_Prompt 1_
Summarize the court opinion on the Moltzon workers' compensation claim in two sentences.
_Prompt 2_
In the court opinion on the Moltzon workers' compensation claim, where was the decedent when he suffered his fatal heart attack?
_Prompt 3_
Carry the court opinion on the Moltzon workers' compensation claim forward from its last sentence.

_Study text_
IN RE: the Claim of Angela MOLTZON, Appellant, v. COMPUTER ASSOCIATES et al., Respondents. Workers' Compensation Board, Respondent.
Appeal from a decision of the Workers' Compensation Board, filed September 21, 2005, which ruled that the death of claimant's decedent was not causally related to his employment.
Decedent, claimant's husband, was at La Guardia Airport in New York City for business-related travel when he suffered a fatal heart attack. Following hearings, a Workers' Compensation Law Judge determined that work-related stress was a precipitating cause of decedent's death and awarded claimant workers' compensation benefits. That decision was reversed by the Workers' Compensation Board which, based on its finding that testimony offered by the employer's medical expert was more credible than that offered by claimant's consulting physician, concluded that the record lacked sufficient evidence to support a determination of causally related death. Claimant now appeals, asserting that the employer failed to overcome the presumption of compensability afforded her under Workers' Compensation Law §§ 21(1) and, thus, the Board's decision is not supported by substantial evidence.

_Exercise data_
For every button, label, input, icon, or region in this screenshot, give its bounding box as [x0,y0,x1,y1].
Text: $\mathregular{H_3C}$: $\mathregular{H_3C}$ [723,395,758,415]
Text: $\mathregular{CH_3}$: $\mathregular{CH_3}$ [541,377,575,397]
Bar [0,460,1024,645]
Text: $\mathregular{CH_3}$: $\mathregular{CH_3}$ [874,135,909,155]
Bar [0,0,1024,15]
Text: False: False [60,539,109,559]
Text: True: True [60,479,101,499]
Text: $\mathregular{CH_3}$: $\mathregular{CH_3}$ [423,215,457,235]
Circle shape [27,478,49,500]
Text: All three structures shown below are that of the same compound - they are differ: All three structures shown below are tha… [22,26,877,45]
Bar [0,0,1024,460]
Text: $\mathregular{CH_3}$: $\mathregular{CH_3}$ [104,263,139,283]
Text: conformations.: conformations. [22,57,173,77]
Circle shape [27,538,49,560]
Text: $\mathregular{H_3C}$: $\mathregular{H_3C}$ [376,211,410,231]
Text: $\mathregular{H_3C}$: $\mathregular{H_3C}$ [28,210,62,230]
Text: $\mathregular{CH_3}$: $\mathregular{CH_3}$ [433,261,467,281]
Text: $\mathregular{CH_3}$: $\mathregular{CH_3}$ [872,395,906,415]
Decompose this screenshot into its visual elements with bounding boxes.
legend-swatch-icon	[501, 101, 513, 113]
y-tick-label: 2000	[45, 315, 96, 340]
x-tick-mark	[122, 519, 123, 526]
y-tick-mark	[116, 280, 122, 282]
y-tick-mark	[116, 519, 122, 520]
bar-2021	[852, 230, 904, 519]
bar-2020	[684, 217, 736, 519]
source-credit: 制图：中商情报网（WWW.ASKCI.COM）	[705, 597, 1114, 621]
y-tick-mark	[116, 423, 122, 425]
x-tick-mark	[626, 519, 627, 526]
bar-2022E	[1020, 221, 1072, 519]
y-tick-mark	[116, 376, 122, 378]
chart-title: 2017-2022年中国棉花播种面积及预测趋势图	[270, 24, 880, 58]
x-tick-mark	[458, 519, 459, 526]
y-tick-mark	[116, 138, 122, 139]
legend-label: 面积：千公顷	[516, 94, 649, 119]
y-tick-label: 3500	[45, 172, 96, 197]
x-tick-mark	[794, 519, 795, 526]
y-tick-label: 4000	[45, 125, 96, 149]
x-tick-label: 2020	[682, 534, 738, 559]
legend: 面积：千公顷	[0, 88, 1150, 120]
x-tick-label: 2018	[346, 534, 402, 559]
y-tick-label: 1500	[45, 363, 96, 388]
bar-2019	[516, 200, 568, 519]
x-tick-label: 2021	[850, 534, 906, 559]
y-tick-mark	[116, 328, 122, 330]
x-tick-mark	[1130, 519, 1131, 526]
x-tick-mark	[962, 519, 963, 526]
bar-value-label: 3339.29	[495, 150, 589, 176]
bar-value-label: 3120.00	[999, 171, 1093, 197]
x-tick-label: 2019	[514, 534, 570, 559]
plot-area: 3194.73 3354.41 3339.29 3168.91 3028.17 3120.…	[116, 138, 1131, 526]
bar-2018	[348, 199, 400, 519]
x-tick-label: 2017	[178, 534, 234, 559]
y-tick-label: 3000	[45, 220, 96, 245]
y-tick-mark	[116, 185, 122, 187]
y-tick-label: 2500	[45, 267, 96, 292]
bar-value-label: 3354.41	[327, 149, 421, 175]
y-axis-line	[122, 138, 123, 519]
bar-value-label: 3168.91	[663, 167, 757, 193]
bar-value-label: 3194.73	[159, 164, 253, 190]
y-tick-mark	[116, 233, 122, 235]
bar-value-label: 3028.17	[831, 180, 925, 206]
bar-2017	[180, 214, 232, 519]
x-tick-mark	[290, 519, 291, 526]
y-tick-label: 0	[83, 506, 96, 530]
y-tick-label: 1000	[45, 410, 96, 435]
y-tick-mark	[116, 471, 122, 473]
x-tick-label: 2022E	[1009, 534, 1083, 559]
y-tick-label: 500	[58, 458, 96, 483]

_Task response 1_
The claimant's husband died of a heart attack at La Guardia Airport while traveling on business, and a Workers' Compensation Law Judge awarded her benefits after finding that work-related stress was a precipitating cause of the death. The Workers' Compensation Board reversed that decision because it found the employer's medical expert more credible than the claimant's consulting physician, and the claimant appeals on the ground that the employer failed to overcome the presumption of compensability.

_Task response 2_
He was at La Guardia Airport in New York City for business-related travel.

_Task response 3_
We disagree, affirm and note initially that, inasmuch as both a death certificate and autopsy report list the cause of decedent's death, which was witnessed, as atherosclerotic cardiovascular disease, Workers' Compensation Law §§ 21(1) is inapplicable and claimant must establish a causally related death (see Matter of Crapo v. City of Buffalo, 24 A.D.3d 838, 839, 805 N.Y.S.2d 180  ). Although claimant's medical expert, Marc Parnes, opined that decedent's myocardial infarction was the result of work-induced stress, the employer's medical expert, Carl Friedman, testified in direct contrast to that opinion, stating that “[t]here is no indication [ ] that the acute myocardial infarction [was] associated with stress.” Notably, Friedman's diagnosis was based upon his observation that decedent was a heavy smoker who had suffered six episodes of chest pain in the three months immediately preceding his death, none of which was alleged to have been brought about by work-related stress, while Parnes's diagnosis partially relied upon facts that were unsubstantiated-or contradicted-in the record. Inasmuch as it is within the province of the Board to resolve conflicting medical evidence, we decline to disturb its determination (see Matter of Wallas v. Mastic Beach Excavation, 18 A.D.3d 1107, 1108, 795 N.Y.S.2d 798 , lv. denied 5 N.Y.3d 712, 806 N.Y.S.2d 162, 840 N.E.2d 131  ).
ORDERED that the decision is affirmed, without costs.
PETERS, J.P., SPAIN, ROSE and LAHTINEN, JJ., concur.